**Written problem:** Where a line holds "项目名称", copy it.

Data items
═══

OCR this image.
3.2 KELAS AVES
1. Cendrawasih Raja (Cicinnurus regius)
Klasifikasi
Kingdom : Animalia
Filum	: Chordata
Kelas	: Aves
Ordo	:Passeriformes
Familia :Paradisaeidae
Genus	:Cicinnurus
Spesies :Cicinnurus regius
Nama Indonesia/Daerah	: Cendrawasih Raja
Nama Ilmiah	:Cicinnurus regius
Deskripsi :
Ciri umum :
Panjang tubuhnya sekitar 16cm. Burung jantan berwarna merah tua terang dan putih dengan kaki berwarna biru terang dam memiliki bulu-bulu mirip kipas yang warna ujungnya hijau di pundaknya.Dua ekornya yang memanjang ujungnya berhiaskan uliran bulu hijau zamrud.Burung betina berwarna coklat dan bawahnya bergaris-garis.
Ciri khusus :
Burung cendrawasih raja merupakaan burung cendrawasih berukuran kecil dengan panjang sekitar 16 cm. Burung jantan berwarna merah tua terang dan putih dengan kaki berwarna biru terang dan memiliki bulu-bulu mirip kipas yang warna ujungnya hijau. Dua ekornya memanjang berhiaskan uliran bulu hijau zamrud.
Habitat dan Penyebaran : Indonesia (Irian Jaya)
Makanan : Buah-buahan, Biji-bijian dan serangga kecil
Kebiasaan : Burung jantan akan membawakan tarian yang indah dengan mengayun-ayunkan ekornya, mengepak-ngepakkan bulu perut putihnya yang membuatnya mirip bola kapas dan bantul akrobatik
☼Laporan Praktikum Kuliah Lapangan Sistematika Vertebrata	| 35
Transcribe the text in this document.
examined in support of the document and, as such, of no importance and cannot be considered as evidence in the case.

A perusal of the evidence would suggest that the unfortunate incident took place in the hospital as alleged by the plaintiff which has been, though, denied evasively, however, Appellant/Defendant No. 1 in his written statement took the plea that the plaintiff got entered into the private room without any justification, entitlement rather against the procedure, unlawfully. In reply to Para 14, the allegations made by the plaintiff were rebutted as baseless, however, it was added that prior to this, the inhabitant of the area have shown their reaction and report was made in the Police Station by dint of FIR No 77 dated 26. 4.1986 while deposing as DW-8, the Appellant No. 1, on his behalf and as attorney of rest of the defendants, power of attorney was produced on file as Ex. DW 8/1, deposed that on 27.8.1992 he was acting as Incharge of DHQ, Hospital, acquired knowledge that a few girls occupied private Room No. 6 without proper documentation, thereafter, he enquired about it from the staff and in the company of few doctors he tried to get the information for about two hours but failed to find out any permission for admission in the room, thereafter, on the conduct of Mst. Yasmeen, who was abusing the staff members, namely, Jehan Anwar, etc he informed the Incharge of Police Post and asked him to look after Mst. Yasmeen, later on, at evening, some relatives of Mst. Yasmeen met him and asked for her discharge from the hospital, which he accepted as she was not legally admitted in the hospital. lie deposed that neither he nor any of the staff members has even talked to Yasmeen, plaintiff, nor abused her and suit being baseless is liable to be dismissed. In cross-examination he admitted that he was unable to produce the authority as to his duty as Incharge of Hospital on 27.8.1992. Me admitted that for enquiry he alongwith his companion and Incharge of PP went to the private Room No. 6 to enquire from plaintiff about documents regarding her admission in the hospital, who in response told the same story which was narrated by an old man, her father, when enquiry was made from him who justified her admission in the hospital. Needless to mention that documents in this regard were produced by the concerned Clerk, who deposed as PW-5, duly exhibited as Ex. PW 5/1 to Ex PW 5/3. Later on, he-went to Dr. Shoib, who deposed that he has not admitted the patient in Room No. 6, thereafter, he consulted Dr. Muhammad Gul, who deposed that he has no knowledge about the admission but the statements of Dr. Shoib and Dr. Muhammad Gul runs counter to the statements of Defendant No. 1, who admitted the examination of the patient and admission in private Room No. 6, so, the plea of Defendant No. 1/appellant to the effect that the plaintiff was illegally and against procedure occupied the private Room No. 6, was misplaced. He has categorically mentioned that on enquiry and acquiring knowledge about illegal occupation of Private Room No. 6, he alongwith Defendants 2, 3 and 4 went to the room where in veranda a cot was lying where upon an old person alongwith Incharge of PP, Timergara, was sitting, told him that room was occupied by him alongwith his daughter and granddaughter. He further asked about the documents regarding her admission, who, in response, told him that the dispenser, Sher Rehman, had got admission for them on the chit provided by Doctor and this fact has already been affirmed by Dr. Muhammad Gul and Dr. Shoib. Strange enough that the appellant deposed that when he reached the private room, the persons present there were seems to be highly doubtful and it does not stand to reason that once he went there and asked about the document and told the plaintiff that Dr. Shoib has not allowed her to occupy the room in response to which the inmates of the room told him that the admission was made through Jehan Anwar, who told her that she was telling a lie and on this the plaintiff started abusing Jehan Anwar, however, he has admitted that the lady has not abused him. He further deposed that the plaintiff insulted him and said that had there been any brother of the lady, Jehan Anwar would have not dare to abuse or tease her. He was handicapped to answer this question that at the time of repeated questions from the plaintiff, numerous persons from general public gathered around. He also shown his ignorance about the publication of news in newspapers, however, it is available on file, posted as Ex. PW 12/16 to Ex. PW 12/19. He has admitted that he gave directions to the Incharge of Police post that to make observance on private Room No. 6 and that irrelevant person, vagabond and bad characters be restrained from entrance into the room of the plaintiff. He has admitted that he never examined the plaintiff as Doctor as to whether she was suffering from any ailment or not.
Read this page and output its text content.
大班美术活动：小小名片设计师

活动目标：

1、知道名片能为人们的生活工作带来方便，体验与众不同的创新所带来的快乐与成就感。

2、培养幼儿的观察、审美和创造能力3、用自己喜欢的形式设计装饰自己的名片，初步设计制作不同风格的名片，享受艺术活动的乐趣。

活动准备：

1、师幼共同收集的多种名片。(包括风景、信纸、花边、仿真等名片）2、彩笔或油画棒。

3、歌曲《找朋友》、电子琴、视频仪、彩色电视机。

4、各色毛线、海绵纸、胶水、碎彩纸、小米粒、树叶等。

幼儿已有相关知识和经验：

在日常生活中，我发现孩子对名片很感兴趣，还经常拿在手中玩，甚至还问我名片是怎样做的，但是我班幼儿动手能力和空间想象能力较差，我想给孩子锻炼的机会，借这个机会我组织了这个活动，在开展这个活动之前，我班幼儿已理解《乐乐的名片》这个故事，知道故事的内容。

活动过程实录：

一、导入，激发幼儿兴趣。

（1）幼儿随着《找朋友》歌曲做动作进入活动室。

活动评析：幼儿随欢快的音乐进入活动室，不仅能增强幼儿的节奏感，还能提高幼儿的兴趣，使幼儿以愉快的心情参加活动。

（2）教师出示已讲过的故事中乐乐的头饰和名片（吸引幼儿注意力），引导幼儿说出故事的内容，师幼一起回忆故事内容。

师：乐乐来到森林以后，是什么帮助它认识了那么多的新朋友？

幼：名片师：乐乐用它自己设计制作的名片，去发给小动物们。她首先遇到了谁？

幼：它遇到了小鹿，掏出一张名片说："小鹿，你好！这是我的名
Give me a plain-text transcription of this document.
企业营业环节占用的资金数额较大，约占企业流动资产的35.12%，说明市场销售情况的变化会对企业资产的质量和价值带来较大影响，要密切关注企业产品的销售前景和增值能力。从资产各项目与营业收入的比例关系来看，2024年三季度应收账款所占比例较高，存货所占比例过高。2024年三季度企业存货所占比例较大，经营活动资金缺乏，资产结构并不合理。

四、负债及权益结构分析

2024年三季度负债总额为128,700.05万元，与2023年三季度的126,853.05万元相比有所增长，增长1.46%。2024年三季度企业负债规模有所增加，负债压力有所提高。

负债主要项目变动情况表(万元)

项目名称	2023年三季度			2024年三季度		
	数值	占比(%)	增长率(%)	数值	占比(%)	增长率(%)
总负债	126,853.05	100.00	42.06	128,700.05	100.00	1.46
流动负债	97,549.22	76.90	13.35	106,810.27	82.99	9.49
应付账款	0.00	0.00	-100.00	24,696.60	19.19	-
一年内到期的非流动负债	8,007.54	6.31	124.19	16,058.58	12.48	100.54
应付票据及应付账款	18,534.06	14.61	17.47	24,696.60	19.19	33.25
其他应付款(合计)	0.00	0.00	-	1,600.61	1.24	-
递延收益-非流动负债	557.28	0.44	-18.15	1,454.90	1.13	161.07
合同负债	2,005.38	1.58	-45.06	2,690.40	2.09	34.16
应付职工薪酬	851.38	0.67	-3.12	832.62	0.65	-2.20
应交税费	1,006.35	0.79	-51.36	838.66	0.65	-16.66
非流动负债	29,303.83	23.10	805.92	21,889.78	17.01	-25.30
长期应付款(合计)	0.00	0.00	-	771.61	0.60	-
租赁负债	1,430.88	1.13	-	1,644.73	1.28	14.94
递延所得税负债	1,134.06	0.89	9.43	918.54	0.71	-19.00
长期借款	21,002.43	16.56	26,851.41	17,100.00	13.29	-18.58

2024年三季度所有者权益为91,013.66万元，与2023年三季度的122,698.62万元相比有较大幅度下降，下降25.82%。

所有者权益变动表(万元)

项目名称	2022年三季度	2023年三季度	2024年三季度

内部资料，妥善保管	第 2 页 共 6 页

═══

**Response:**
项目名称	2023年三季度			2024年三季度		
项目名称	2022年三季度	2023年三季度	2024年三季度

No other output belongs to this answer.